Given problem: Look for the string "пространством" in every line, and copy each line that has it.

Stored data:
________________________

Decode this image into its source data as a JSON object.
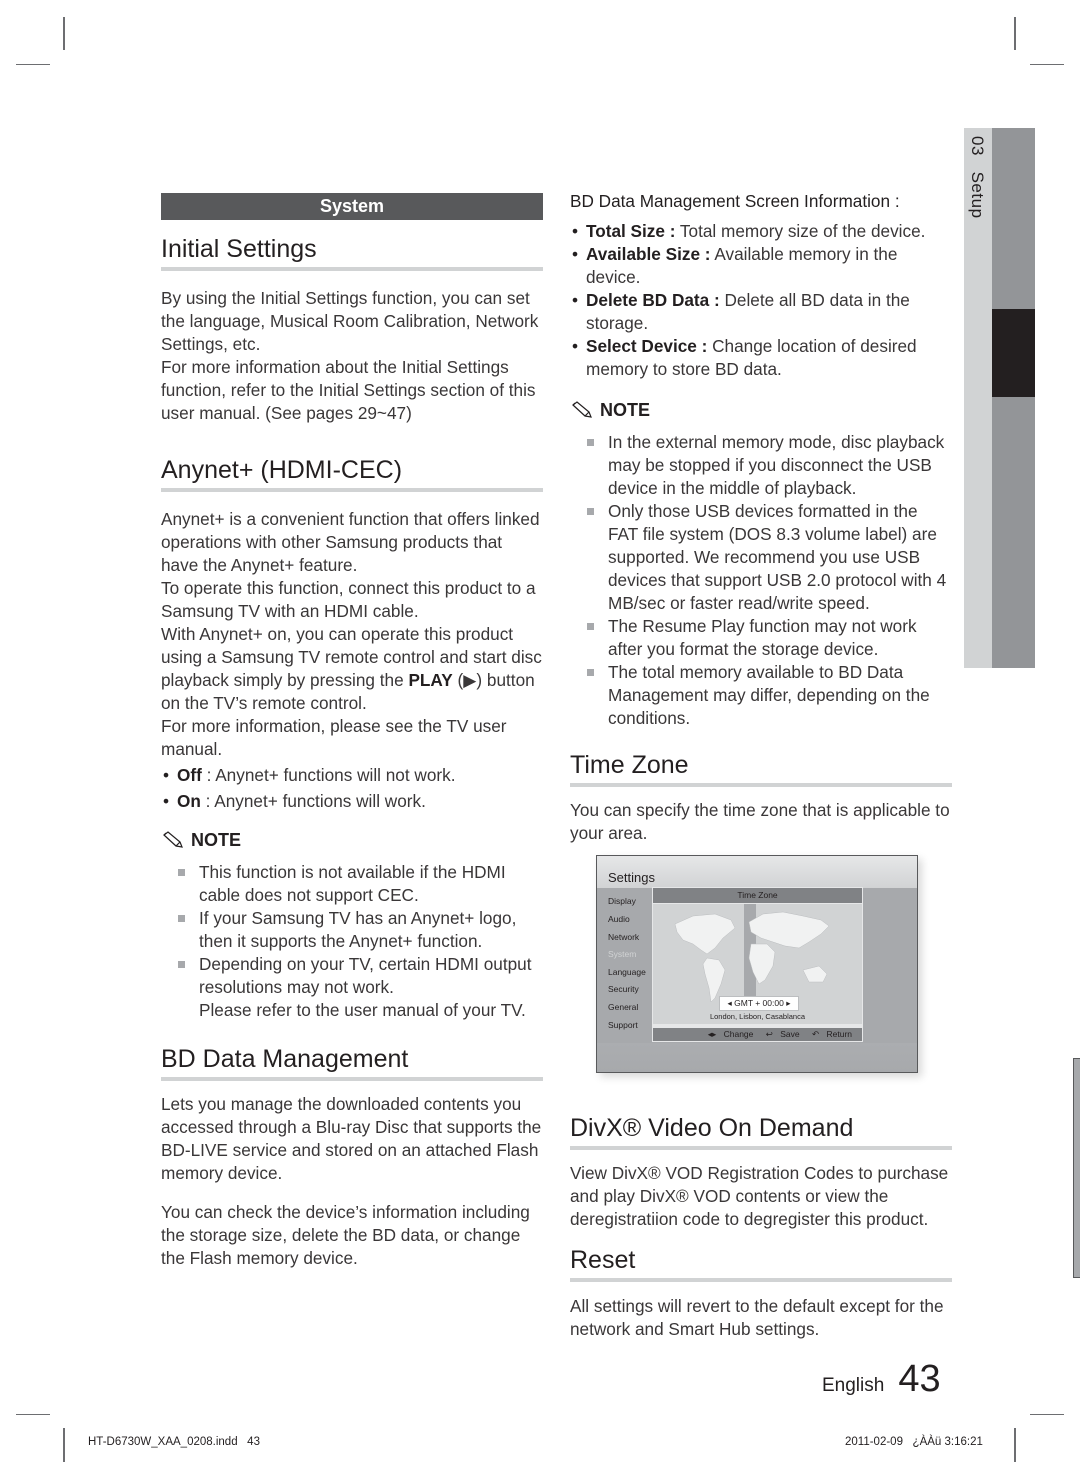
{
  "side_tab": {
    "chapter": "03",
    "label": "Setup"
  },
  "left": {
    "section_bar": "System",
    "initial_settings": {
      "title": "Initial Settings",
      "paragraphs": [
        "By using the Initial Settings function, you can set the language, Musical Room Calibration, Network Settings, etc.",
        "For more information about the Initial Settings function, refer to the Initial Settings section of this user manual. (See pages 29~47)"
      ]
    },
    "anynet": {
      "title": "Anynet+ (HDMI-CEC)",
      "paragraphs": [
        "Anynet+ is a convenient function that offers linked operations with other Samsung products that have the Anynet+ feature.",
        "To operate this function, connect this product to a Samsung TV with an HDMI cable."
      ],
      "play_para": {
        "before": "With Anynet+ on, you can operate this product using a Samsung TV remote control and start disc playback simply by pressing the ",
        "bold": "PLAY",
        "after": " (▶) button on the TV’s remote control."
      },
      "more_info": "For more information, please see the TV user manual.",
      "options": [
        {
          "term": "Off",
          "desc": " : Anynet+ functions will not work."
        },
        {
          "term": "On",
          "desc": " : Anynet+ functions will work."
        }
      ],
      "note_label": "NOTE",
      "notes": [
        "This function is not available if the HDMI cable does not support CEC.",
        "If your Samsung TV has an Anynet+ logo, then it supports the Anynet+ function.",
        "Depending on your TV, certain HDMI output resolutions may not work."
      ],
      "note_continuation": "Please refer to the user manual of your TV."
    },
    "bd_data": {
      "title": "BD Data Management",
      "paragraphs": [
        "Lets you manage the downloaded contents you accessed through a Blu-ray Disc that supports the BD-LIVE service and stored on an attached Flash memory device.",
        "You can check the device’s information including the storage size, delete the BD data, or change the Flash memory device."
      ]
    }
  },
  "right": {
    "screen_info": {
      "heading": "BD Data Management Screen Information :",
      "items": [
        {
          "term": "Total Size :",
          "desc": " Total memory size of the device."
        },
        {
          "term": "Available Size :",
          "desc": " Available memory in the device."
        },
        {
          "term": "Delete BD Data :",
          "desc": " Delete all BD data in the storage."
        },
        {
          "term": "Select Device :",
          "desc": " Change location of desired memory to store BD data."
        }
      ],
      "note_label": "NOTE",
      "notes": [
        "In the external memory mode, disc playback may be stopped if you disconnect the USB device in the middle of playback.",
        "Only those USB devices formatted in the FAT file system (DOS 8.3 volume label) are supported. We recommend you use USB devices that support USB 2.0 protocol with 4 MB/sec or faster read/write speed.",
        "The Resume Play function may not work after you format the storage device.",
        "The total memory available to BD Data Management may differ, depending on the conditions."
      ]
    },
    "time_zone": {
      "title": "Time Zone",
      "text": "You can specify the time zone that is applicable to your area.",
      "screenshot": {
        "title": "Settings",
        "menu": [
          "Display",
          "Audio",
          "Network",
          "System",
          "Language",
          "Security",
          "General",
          "Support"
        ],
        "active_menu": "System",
        "panel_title": "Time Zone",
        "gmt_value": "GMT + 00:00",
        "cities": "London, Lisbon, Casablanca",
        "footer": {
          "change": "Change",
          "save": "Save",
          "return": "Return"
        }
      }
    },
    "divx": {
      "title": "DivX® Video On Demand",
      "text": "View DivX® VOD Registration Codes to purchase and play DivX® VOD contents or view the deregistratiion code to degregister this product."
    },
    "reset": {
      "title": "Reset",
      "text": "All settings will revert to the default except for the network and Smart Hub settings."
    }
  },
  "page": {
    "language": "English",
    "number": "43"
  },
  "slug": {
    "file": "HT-D6730W_XAA_0208.indd   43",
    "timestamp": "2011-02-09   ¿ÀÀü 3:16:21"
  }
}
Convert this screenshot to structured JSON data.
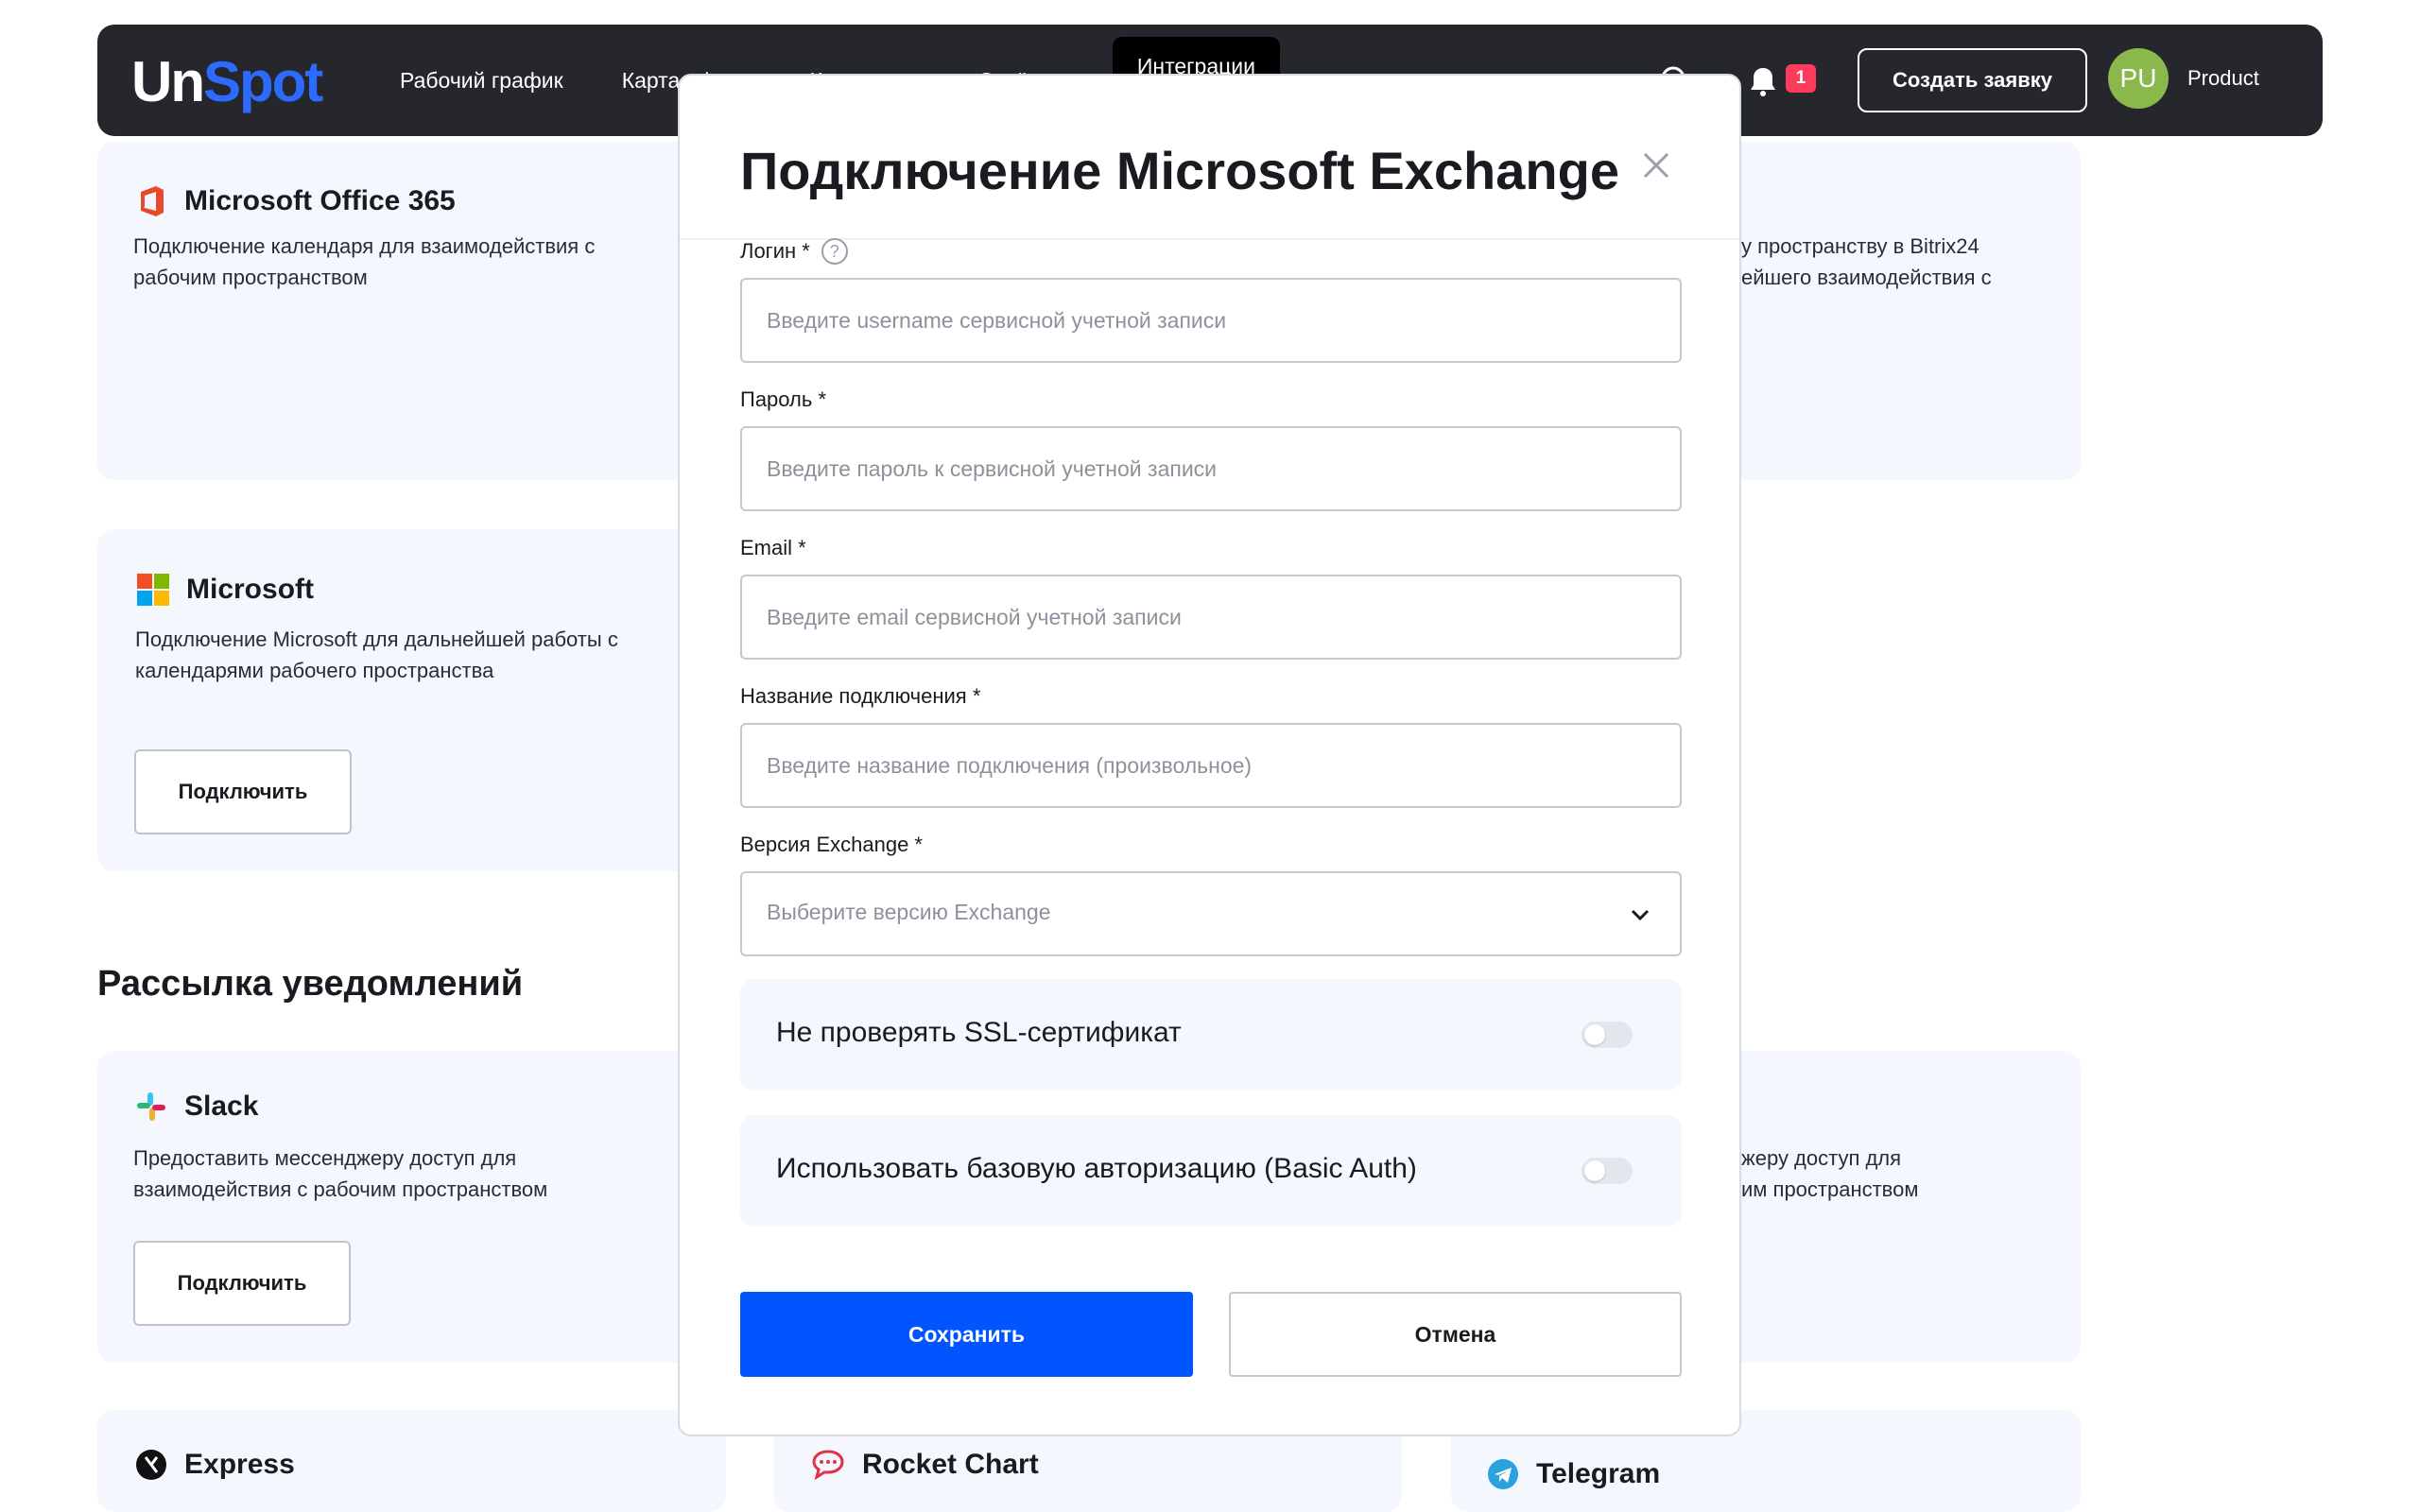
{
  "header": {
    "logo_part1": "Un",
    "logo_part2": "Spot",
    "nav": [
      "Рабочий график",
      "Карта офиса",
      "Календарь",
      "Отчёты",
      "Интеграции"
    ],
    "notification_count": "1",
    "create_request_label": "Создать заявку",
    "avatar_initials": "PU",
    "user_name": "Product"
  },
  "cards": {
    "office365": {
      "title": "Microsoft Office 365",
      "description": "Подключение календаря для взаимодействия с рабочим пространством"
    },
    "bitrix": {
      "description_line1": "у пространству в Bitrix24",
      "description_line2": "ейшего взаимодействия с"
    },
    "microsoft": {
      "title": "Microsoft",
      "description": "Подключение Microsoft для дальнейшей работы с календарями рабочего пространства",
      "button": "Подключить"
    },
    "slack": {
      "title": "Slack",
      "description": "Предоставить мессенджеру доступ для взаимодействия с рабочим пространством",
      "button": "Подключить"
    },
    "right_messenger": {
      "description_line1": "жеру доступ для",
      "description_line2": "им пространством"
    },
    "express": {
      "title": "Express"
    },
    "rocket": {
      "title": "Rocket Chart"
    },
    "telegram": {
      "title": "Telegram"
    }
  },
  "section": {
    "notifications_title": "Рассылка уведомлений"
  },
  "modal": {
    "title": "Подключение Microsoft Exchange",
    "fields": {
      "login": {
        "label": "Логин *",
        "placeholder": "Введите username сервисной учетной записи"
      },
      "password": {
        "label": "Пароль *",
        "placeholder": "Введите пароль к сервисной учетной записи"
      },
      "email": {
        "label": "Email *",
        "placeholder": "Введите email сервисной учетной записи"
      },
      "connection_name": {
        "label": "Название подключения *",
        "placeholder": "Введите название подключения (произвольное)"
      },
      "exchange_version": {
        "label": "Версия Exchange *",
        "placeholder": "Выберите версию Exchange"
      }
    },
    "toggles": {
      "skip_ssl": {
        "label": "Не проверять SSL-сертификат",
        "enabled": false
      },
      "basic_auth": {
        "label": "Использовать базовую авторизацию (Basic Auth)",
        "enabled": false
      }
    },
    "save_label": "Сохранить",
    "cancel_label": "Отмена"
  },
  "colors": {
    "header_bg": "#25272d",
    "accent": "#0055ff",
    "card_bg": "#f4f7fd",
    "badge": "#ff3b5c",
    "avatar": "#8ab84a"
  }
}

________________________

Written answer:
      "description": "Подключение календаря для взаимодействия с рабочим пространством"
      "description": "Предоставить мессенджеру доступ для взаимодействия с рабочим пространством",
      "description_line2": "им пространством"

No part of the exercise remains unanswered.